-- Given task --
Each line containing the word "text" must be reported.
**** Material supplied ****
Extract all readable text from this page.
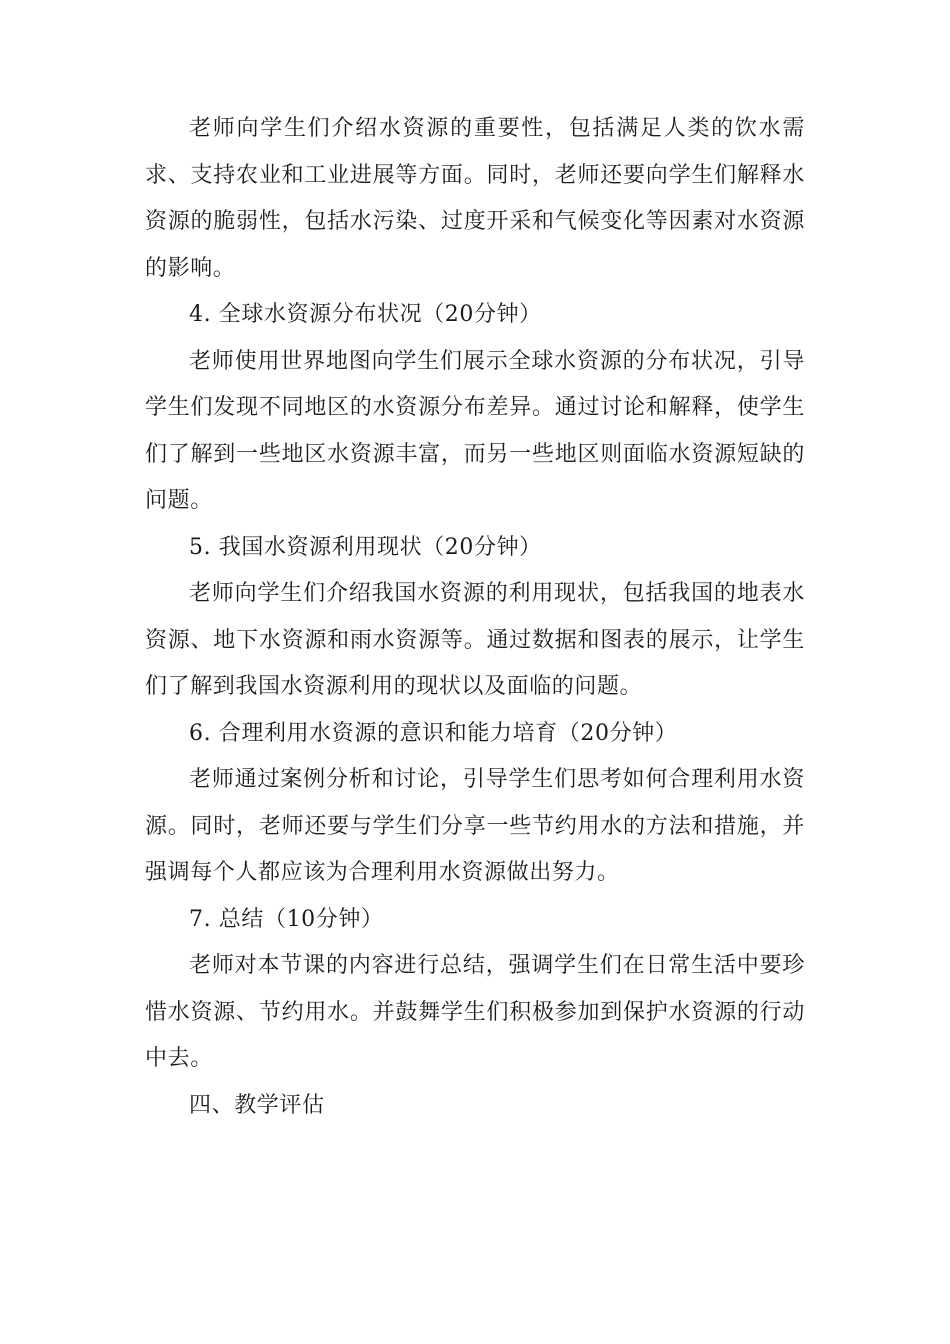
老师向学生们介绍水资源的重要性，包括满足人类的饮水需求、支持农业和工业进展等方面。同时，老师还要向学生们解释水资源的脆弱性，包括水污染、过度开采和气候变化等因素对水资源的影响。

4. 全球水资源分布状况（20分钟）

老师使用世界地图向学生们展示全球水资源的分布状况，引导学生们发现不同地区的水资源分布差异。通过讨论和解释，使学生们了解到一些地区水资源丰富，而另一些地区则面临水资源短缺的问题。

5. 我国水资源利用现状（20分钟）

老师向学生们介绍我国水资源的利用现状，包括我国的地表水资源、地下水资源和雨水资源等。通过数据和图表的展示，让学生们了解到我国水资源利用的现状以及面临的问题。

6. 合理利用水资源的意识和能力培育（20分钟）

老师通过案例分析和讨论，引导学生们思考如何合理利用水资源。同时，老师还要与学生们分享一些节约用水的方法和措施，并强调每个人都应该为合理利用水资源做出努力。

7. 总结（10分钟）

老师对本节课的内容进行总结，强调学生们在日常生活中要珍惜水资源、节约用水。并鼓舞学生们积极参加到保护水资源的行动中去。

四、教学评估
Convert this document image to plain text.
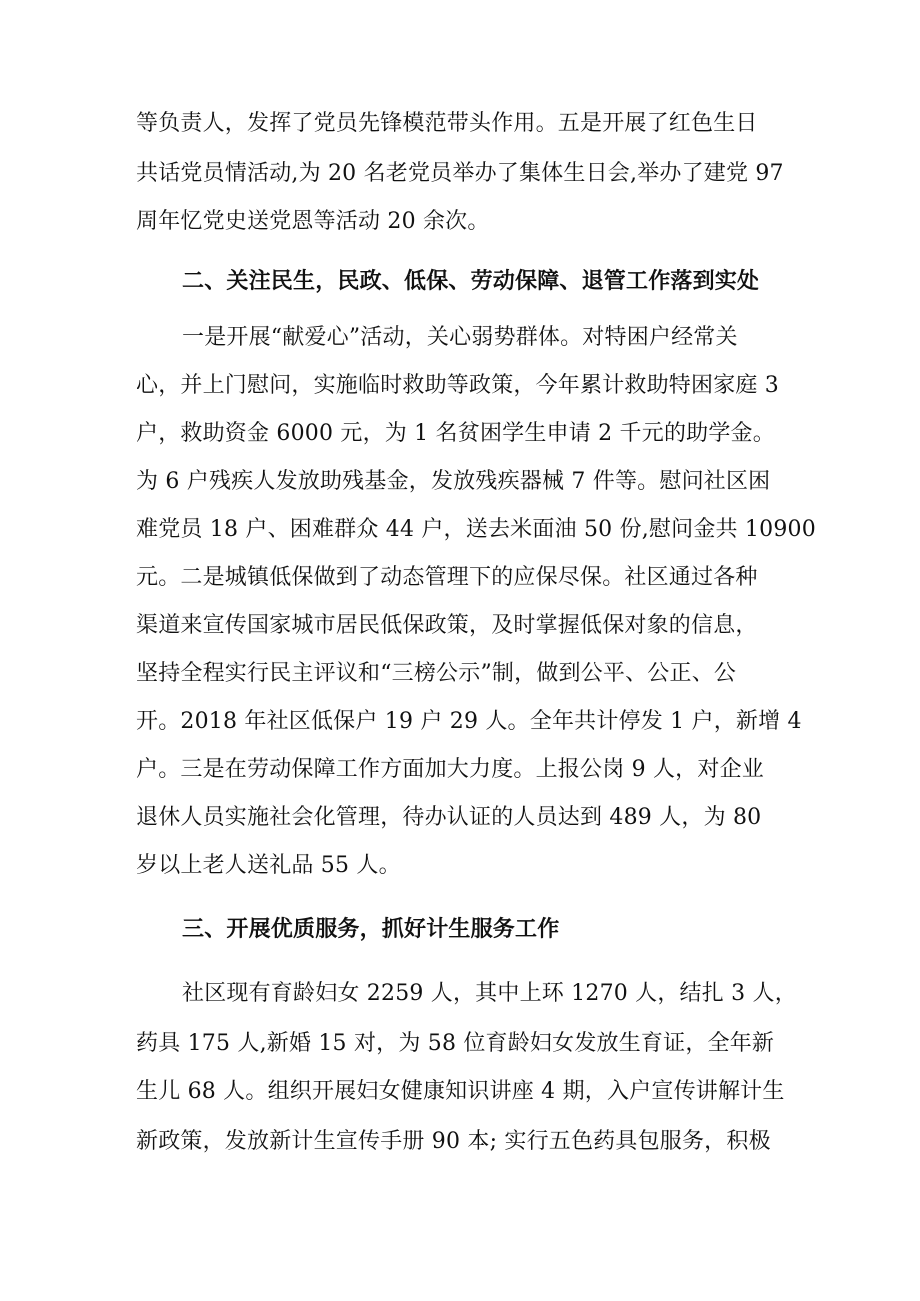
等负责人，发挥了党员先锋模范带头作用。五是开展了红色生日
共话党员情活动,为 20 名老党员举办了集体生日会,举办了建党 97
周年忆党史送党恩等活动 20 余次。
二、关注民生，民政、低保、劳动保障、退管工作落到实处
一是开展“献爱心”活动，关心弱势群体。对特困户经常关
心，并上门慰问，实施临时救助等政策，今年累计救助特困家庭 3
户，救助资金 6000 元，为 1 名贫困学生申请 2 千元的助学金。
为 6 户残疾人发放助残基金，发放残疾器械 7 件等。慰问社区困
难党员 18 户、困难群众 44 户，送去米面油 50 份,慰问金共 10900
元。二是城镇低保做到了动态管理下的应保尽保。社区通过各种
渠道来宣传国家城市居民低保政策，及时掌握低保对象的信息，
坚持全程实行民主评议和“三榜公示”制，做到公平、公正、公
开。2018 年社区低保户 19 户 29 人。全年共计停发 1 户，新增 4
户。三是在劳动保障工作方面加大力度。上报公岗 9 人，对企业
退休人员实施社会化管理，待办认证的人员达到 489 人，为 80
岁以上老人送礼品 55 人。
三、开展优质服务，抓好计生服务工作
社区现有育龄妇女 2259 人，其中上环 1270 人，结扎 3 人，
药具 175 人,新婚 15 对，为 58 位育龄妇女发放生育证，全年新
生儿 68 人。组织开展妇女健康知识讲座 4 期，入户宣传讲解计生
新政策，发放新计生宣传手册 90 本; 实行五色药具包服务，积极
****
**** Material supplied ****
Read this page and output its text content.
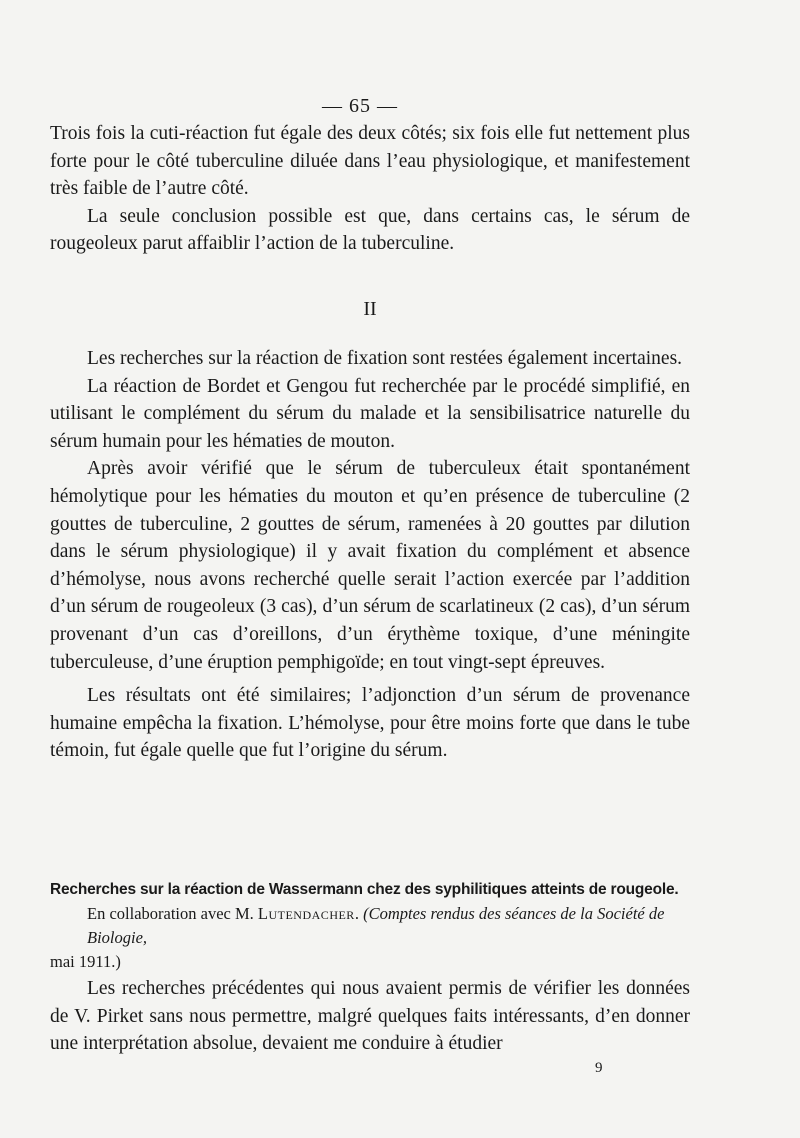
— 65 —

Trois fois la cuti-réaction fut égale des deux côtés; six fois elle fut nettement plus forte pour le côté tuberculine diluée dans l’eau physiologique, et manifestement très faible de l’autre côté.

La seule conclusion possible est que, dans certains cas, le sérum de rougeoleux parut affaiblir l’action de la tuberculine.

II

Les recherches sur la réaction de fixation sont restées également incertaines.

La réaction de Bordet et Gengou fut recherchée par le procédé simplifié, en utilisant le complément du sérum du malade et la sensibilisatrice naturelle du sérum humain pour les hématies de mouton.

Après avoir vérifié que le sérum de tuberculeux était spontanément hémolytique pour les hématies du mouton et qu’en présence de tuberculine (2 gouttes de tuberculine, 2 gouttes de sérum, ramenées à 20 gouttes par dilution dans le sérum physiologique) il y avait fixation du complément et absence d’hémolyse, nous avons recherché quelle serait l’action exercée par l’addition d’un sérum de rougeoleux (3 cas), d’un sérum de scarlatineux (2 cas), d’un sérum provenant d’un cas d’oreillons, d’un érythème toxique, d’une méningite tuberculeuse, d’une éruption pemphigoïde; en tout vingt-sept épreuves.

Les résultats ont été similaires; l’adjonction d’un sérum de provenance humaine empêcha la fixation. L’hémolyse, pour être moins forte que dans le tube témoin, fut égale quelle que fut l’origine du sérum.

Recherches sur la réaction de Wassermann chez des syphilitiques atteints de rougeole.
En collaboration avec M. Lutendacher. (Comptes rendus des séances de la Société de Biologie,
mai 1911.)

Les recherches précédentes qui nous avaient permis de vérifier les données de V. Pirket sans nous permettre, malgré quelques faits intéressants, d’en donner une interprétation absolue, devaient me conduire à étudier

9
****
**** Material supplied ****
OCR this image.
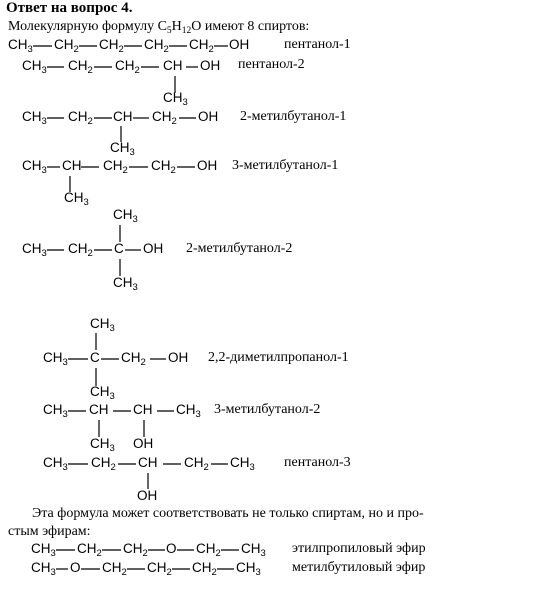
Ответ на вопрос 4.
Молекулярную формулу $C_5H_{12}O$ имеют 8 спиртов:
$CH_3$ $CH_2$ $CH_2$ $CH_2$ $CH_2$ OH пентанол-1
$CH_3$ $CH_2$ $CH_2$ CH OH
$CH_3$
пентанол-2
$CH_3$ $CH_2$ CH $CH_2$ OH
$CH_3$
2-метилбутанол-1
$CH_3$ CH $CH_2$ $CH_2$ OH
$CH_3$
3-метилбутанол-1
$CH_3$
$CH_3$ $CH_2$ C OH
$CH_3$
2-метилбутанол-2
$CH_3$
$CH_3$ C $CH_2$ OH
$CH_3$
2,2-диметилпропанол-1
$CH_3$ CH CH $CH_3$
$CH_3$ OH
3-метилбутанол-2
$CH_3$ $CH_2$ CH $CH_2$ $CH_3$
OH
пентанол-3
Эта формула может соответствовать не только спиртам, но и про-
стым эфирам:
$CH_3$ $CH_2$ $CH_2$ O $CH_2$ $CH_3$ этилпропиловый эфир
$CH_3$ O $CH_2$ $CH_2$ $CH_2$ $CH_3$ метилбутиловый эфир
****
-- Finished answer --
Extract all readable text from this page.
Convert this document image to plain text.
Read this page and output its text content.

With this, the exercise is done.